TASK REQUIREMENTS = Go through the data below. Pull out every line that has the word "Explain".

DATA ROWS =
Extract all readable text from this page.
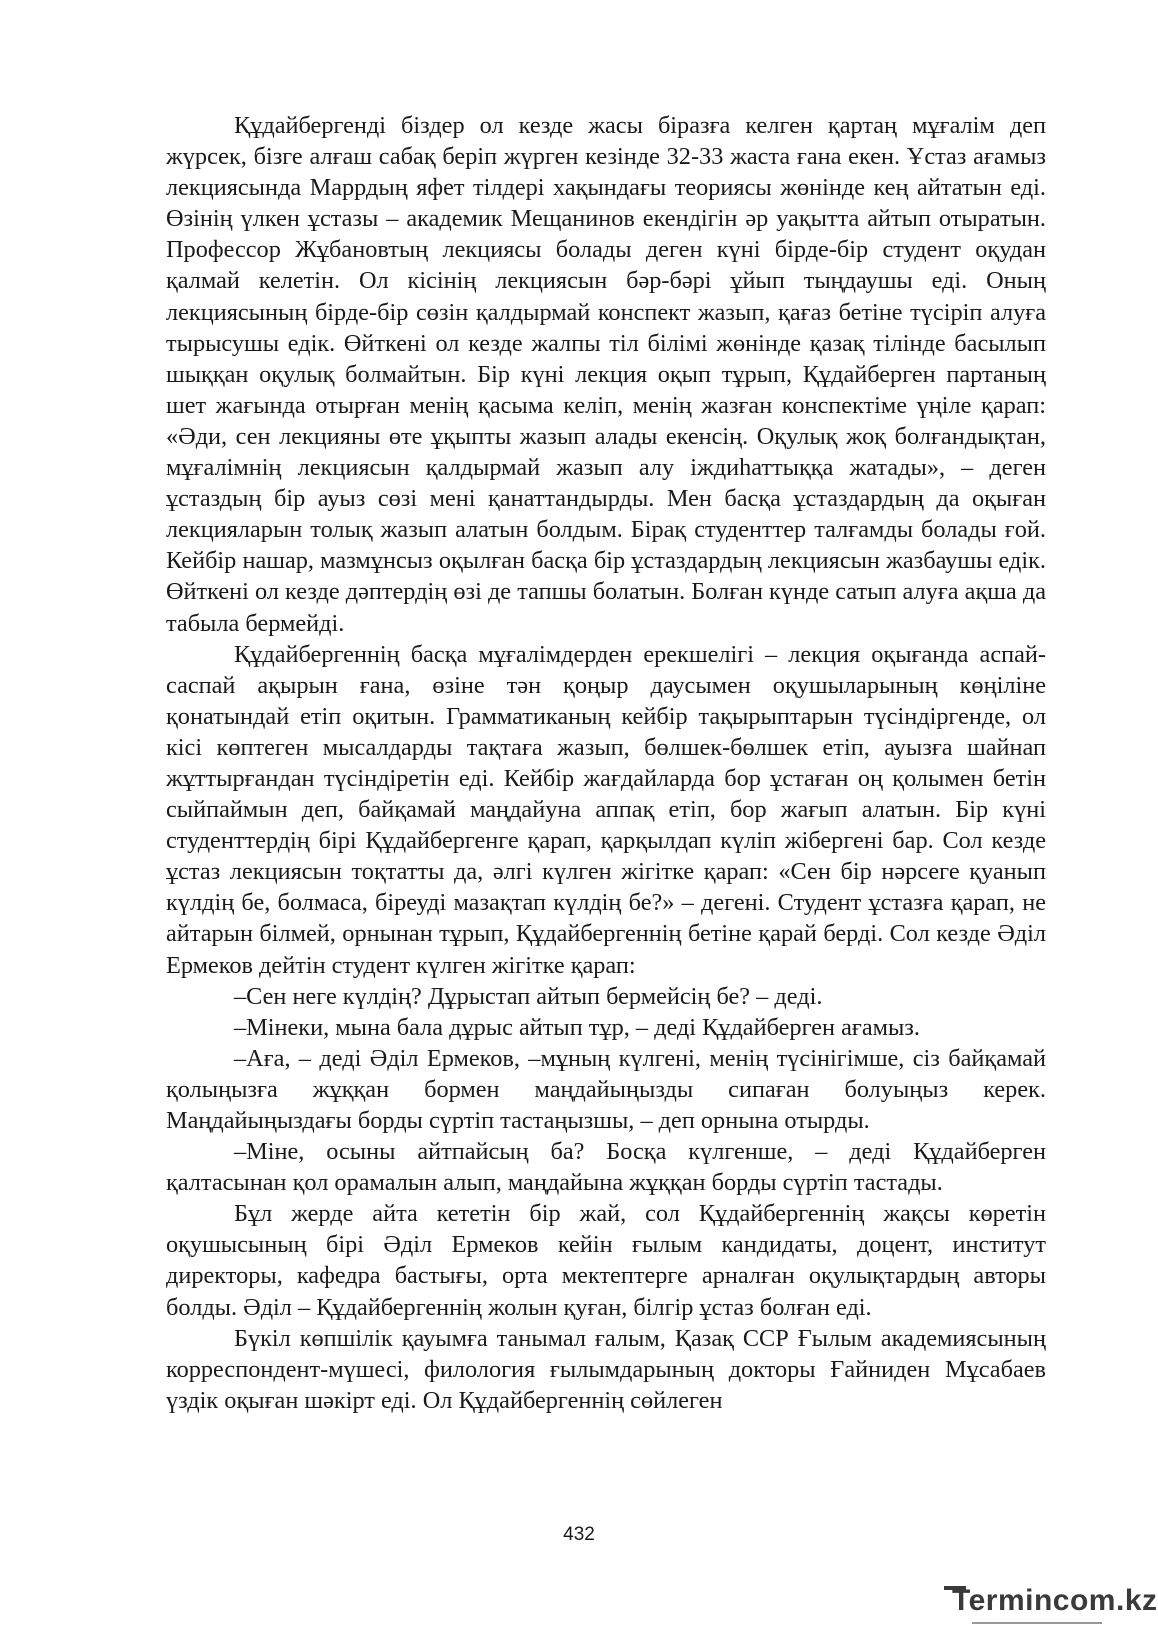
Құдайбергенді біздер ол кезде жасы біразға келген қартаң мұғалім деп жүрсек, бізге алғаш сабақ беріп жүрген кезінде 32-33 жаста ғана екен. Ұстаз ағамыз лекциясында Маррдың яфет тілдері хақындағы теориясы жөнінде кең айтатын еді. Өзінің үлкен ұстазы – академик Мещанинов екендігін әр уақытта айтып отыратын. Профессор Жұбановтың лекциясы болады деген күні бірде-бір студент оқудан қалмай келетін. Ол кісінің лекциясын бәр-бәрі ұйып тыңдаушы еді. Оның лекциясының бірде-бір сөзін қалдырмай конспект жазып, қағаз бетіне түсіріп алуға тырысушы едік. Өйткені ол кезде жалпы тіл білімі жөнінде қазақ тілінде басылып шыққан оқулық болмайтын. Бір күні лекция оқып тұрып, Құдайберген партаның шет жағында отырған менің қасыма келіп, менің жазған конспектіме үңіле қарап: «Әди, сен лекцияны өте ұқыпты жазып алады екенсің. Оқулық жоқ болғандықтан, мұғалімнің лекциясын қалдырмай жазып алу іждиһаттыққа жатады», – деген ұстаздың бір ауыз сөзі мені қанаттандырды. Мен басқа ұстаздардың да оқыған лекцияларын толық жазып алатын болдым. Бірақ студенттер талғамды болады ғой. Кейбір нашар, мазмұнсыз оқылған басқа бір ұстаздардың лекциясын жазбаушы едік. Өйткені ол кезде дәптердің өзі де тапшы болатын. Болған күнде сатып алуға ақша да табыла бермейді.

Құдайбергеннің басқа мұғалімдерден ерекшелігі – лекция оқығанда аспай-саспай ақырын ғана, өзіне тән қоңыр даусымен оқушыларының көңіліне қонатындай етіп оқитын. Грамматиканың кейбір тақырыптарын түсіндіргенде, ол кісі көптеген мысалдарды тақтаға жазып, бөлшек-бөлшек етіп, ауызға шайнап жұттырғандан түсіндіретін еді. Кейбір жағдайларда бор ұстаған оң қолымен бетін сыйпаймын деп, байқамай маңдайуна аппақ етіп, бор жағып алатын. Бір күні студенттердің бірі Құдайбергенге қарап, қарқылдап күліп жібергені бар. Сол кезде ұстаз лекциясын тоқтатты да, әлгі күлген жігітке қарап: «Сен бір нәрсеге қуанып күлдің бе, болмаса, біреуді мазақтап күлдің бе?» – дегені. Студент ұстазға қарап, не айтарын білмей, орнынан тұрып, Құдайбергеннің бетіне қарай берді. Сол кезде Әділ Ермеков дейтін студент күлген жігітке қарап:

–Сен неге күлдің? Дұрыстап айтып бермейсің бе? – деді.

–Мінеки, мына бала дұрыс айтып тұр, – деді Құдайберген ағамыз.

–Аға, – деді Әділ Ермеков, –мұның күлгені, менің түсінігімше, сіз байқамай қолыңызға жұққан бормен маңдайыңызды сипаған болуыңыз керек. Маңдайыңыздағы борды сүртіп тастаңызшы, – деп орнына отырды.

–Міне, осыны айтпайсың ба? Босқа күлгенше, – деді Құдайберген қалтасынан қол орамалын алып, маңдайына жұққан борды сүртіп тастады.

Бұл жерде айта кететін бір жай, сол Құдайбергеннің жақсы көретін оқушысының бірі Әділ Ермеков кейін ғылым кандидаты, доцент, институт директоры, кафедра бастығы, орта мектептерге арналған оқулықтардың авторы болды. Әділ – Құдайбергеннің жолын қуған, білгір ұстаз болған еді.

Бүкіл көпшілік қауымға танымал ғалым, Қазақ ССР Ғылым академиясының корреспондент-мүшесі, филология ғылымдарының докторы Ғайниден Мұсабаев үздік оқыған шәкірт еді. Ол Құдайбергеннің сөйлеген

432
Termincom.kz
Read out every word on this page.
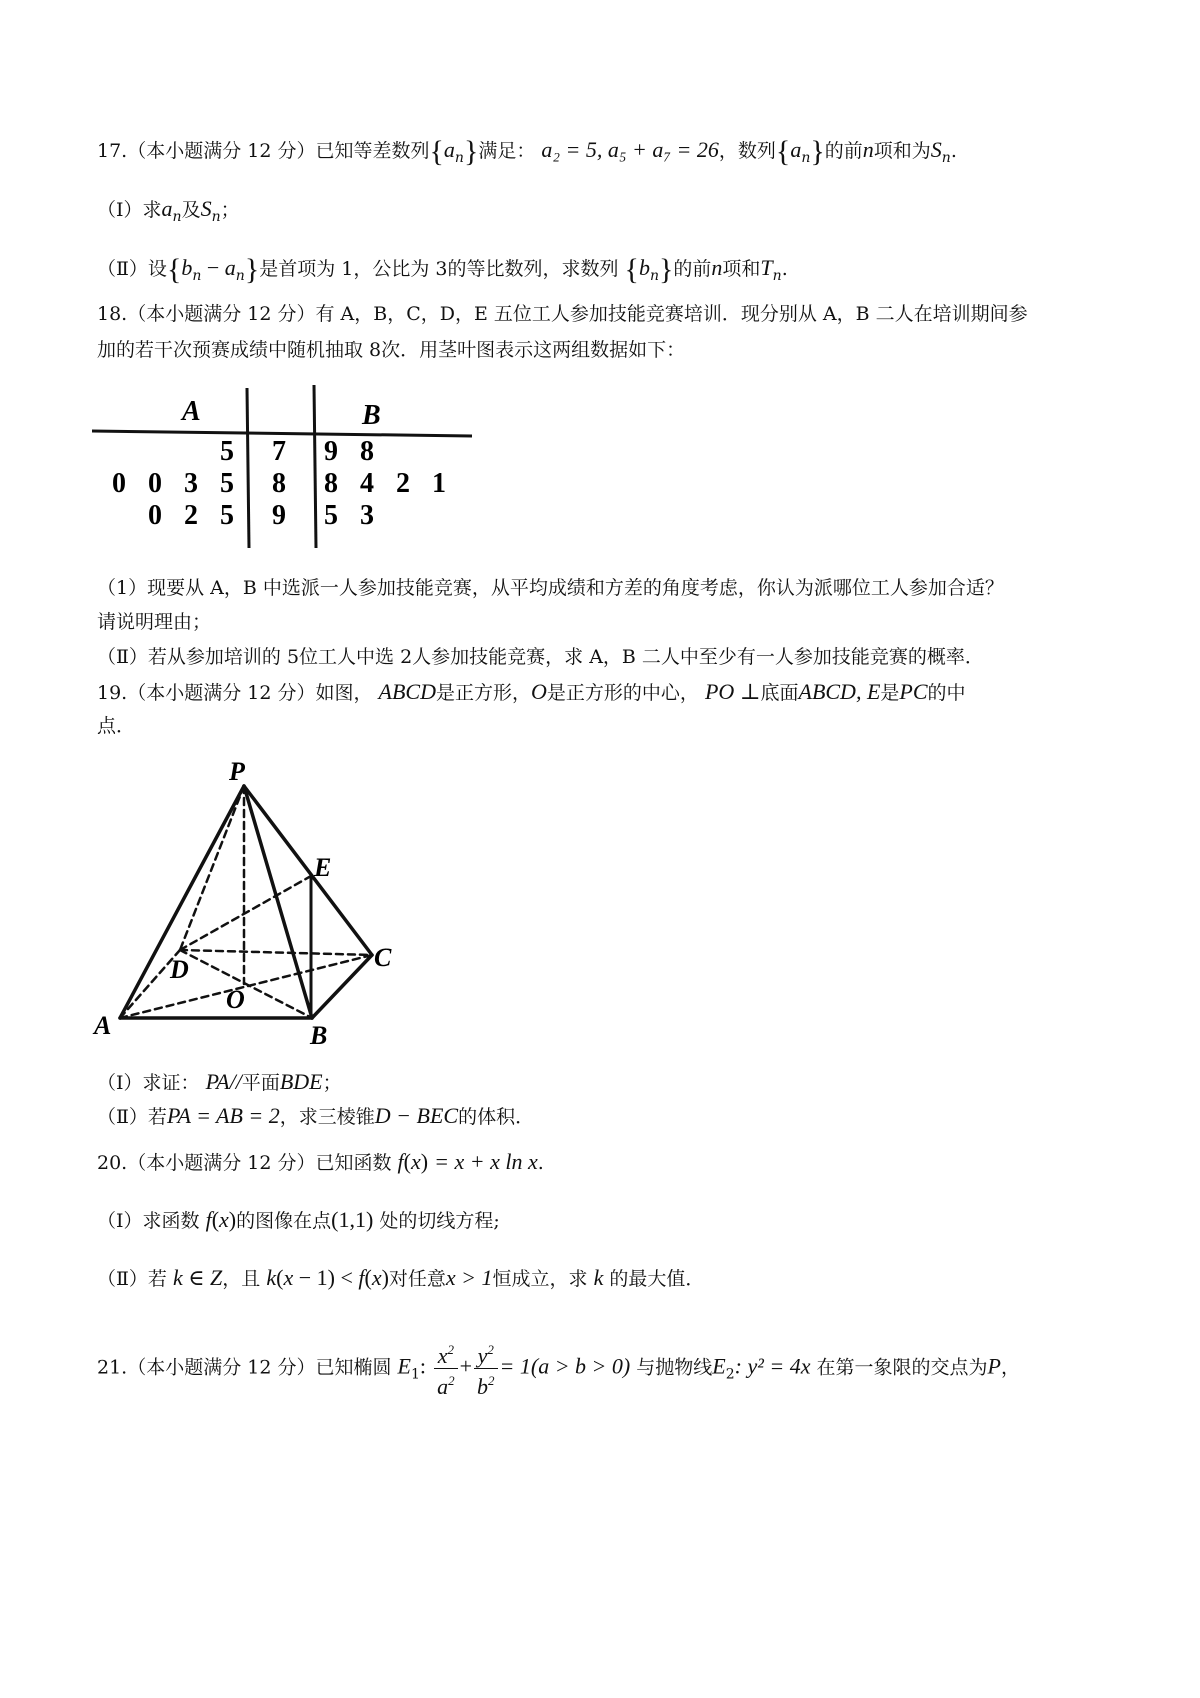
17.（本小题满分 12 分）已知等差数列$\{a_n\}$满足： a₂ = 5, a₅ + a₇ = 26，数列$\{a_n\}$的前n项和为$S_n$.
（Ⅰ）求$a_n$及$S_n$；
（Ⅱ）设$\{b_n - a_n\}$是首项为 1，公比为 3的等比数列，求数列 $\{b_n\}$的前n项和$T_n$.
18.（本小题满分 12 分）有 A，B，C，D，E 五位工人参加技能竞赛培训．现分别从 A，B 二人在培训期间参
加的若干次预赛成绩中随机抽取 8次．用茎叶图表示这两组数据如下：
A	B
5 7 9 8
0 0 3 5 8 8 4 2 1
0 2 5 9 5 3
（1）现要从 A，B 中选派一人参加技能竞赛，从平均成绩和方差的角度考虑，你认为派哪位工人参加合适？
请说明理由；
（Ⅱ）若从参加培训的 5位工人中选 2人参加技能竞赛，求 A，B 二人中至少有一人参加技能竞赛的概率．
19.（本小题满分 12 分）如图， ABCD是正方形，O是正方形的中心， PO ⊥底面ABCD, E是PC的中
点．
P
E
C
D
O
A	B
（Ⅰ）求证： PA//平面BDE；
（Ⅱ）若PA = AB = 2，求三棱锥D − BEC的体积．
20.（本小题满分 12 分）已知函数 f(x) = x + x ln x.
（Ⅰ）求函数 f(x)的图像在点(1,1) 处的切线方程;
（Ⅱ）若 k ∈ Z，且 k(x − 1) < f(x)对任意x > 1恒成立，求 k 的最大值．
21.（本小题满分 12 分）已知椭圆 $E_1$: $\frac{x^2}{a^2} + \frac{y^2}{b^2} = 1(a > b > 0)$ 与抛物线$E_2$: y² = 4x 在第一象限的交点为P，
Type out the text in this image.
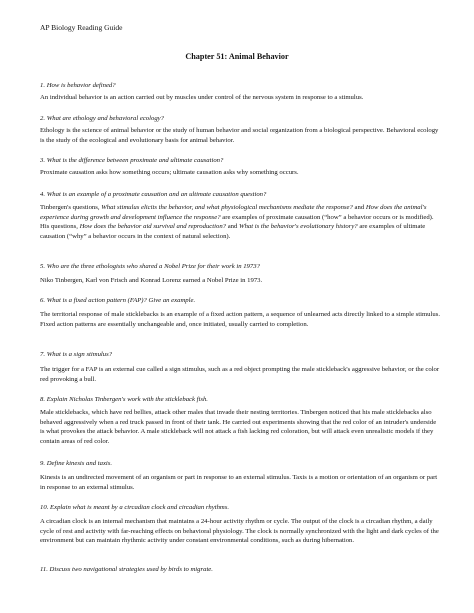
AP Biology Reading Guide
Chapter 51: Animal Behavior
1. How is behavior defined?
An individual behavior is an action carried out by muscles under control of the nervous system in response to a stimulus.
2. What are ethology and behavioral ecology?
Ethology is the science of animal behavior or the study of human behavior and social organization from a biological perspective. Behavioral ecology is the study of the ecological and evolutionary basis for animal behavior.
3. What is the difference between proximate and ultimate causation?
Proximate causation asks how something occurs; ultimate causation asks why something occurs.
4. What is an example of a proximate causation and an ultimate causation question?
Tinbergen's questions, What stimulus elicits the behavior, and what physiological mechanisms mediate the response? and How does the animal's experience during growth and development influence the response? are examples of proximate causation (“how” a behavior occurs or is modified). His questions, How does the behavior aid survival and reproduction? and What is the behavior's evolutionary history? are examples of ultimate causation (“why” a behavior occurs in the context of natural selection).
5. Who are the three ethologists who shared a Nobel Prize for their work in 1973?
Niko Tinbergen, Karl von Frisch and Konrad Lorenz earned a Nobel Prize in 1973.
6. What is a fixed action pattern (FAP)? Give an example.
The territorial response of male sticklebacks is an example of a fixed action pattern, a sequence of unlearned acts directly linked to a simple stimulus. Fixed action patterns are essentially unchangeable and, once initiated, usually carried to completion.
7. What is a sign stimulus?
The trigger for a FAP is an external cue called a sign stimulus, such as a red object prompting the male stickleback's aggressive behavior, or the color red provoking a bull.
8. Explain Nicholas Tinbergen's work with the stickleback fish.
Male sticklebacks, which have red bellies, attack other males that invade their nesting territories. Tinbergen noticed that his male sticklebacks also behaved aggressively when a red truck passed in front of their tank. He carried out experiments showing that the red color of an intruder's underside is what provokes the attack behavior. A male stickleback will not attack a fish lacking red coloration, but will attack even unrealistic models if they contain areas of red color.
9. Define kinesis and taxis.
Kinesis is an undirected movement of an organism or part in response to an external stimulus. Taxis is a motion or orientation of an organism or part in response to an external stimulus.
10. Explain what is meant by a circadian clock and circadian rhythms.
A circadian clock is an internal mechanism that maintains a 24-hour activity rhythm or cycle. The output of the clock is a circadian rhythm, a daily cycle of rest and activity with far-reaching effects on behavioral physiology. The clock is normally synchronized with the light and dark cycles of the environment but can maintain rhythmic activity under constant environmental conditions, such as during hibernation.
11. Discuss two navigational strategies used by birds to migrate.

REPLY =
8. Explain Nicholas Tinbergen's work with the stickleback fish.
10. Explain what is meant by a circadian clock and circadian rhythms.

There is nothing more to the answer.